• [EXERCISE] Reproduce all of the listing below without alteration.

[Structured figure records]
============================================================
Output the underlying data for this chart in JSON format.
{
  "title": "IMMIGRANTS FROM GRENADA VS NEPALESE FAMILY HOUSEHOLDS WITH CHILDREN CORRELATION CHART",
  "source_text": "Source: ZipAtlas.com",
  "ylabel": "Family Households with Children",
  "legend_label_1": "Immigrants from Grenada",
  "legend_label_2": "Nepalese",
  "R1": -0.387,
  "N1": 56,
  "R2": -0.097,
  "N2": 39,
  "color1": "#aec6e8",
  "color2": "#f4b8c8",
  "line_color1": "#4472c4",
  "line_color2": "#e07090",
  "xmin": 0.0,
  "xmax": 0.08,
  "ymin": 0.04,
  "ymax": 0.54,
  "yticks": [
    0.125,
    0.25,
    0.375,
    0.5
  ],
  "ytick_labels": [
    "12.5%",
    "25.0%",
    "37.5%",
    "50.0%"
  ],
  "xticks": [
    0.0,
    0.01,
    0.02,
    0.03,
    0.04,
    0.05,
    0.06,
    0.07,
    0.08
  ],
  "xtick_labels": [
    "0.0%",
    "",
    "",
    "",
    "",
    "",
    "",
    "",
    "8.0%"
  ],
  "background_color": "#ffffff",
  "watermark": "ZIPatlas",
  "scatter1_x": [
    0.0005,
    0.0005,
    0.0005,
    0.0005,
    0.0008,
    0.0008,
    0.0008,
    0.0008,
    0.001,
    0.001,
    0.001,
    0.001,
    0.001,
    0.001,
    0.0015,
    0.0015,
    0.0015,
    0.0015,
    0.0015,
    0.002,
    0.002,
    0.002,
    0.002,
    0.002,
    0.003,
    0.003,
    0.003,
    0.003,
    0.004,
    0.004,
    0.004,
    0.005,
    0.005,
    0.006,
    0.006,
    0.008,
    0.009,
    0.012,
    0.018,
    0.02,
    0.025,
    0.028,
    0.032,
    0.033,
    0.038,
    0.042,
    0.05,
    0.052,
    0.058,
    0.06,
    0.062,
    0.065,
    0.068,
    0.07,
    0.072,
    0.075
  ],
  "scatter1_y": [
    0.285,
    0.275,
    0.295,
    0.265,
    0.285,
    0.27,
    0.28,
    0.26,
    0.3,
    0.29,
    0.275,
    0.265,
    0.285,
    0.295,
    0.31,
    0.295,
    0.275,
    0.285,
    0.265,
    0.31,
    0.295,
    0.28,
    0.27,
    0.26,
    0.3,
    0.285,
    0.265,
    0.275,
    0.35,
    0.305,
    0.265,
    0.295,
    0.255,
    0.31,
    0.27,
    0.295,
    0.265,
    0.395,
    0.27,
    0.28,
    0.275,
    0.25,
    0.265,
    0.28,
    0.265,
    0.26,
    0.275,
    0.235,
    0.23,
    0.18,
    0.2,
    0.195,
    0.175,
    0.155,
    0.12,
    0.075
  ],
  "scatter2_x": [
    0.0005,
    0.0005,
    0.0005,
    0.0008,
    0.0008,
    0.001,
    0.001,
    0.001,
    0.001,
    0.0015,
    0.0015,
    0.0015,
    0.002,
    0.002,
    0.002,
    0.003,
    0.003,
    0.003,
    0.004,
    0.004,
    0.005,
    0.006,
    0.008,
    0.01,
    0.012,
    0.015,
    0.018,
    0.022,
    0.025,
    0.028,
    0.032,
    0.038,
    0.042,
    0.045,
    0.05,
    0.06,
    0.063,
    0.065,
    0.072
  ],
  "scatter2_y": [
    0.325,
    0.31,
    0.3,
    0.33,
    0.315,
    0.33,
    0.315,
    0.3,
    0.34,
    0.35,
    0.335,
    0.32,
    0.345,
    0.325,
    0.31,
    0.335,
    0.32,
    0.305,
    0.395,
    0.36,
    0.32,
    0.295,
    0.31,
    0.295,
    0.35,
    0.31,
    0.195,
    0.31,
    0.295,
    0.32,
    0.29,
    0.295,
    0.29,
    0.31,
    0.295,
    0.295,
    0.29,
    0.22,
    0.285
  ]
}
============================================================
• [FULL SOLUTION]
Output the underlying data for this chart in JSON format.
{
  "title": "IMMIGRANTS FROM GRENADA VS NEPALESE FAMILY HOUSEHOLDS WITH CHILDREN CORRELATION CHART",
  "source_text": "Source: ZipAtlas.com",
  "ylabel": "Family Households with Children",
  "legend_label_1": "Immigrants from Grenada",
  "legend_label_2": "Nepalese",
  "R1": -0.387,
  "N1": 56,
  "R2": -0.097,
  "N2": 39,
  "color1": "#aec6e8",
  "color2": "#f4b8c8",
  "line_color1": "#4472c4",
  "line_color2": "#e07090",
  "xmin": 0.0,
  "xmax": 0.08,
  "ymin": 0.04,
  "ymax": 0.54,
  "yticks": [
    0.125,
    0.25,
    0.375,
    0.5
  ],
  "ytick_labels": [
    "12.5%",
    "25.0%",
    "37.5%",
    "50.0%"
  ],
  "xticks": [
    0.0,
    0.01,
    0.02,
    0.03,
    0.04,
    0.05,
    0.06,
    0.07,
    0.08
  ],
  "xtick_labels": [
    "0.0%",
    "",
    "",
    "",
    "",
    "",
    "",
    "",
    "8.0%"
  ],
  "background_color": "#ffffff",
  "watermark": "ZIPatlas",
  "scatter1_x": [
    0.0005,
    0.0005,
    0.0005,
    0.0005,
    0.0008,
    0.0008,
    0.0008,
    0.0008,
    0.001,
    0.001,
    0.001,
    0.001,
    0.001,
    0.001,
    0.0015,
    0.0015,
    0.0015,
    0.0015,
    0.0015,
    0.002,
    0.002,
    0.002,
    0.002,
    0.002,
    0.003,
    0.003,
    0.003,
    0.003,
    0.004,
    0.004,
    0.004,
    0.005,
    0.005,
    0.006,
    0.006,
    0.008,
    0.009,
    0.012,
    0.018,
    0.02,
    0.025,
    0.028,
    0.032,
    0.033,
    0.038,
    0.042,
    0.05,
    0.052,
    0.058,
    0.06,
    0.062,
    0.065,
    0.068,
    0.07,
    0.072,
    0.075
  ],
  "scatter1_y": [
    0.285,
    0.275,
    0.295,
    0.265,
    0.285,
    0.27,
    0.28,
    0.26,
    0.3,
    0.29,
    0.275,
    0.265,
    0.285,
    0.295,
    0.31,
    0.295,
    0.275,
    0.285,
    0.265,
    0.31,
    0.295,
    0.28,
    0.27,
    0.26,
    0.3,
    0.285,
    0.265,
    0.275,
    0.35,
    0.305,
    0.265,
    0.295,
    0.255,
    0.31,
    0.27,
    0.295,
    0.265,
    0.395,
    0.27,
    0.28,
    0.275,
    0.25,
    0.265,
    0.28,
    0.265,
    0.26,
    0.275,
    0.235,
    0.23,
    0.18,
    0.2,
    0.195,
    0.175,
    0.155,
    0.12,
    0.075
  ],
  "scatter2_x": [
    0.0005,
    0.0005,
    0.0005,
    0.0008,
    0.0008,
    0.001,
    0.001,
    0.001,
    0.001,
    0.0015,
    0.0015,
    0.0015,
    0.002,
    0.002,
    0.002,
    0.003,
    0.003,
    0.003,
    0.004,
    0.004,
    0.005,
    0.006,
    0.008,
    0.01,
    0.012,
    0.015,
    0.018,
    0.022,
    0.025,
    0.028,
    0.032,
    0.038,
    0.042,
    0.045,
    0.05,
    0.06,
    0.063,
    0.065,
    0.072
  ],
  "scatter2_y": [
    0.325,
    0.31,
    0.3,
    0.33,
    0.315,
    0.33,
    0.315,
    0.3,
    0.34,
    0.35,
    0.335,
    0.32,
    0.345,
    0.325,
    0.31,
    0.335,
    0.32,
    0.305,
    0.395,
    0.36,
    0.32,
    0.295,
    0.31,
    0.295,
    0.35,
    0.31,
    0.195,
    0.31,
    0.295,
    0.32,
    0.29,
    0.295,
    0.29,
    0.31,
    0.295,
    0.295,
    0.29,
    0.22,
    0.285
  ]
}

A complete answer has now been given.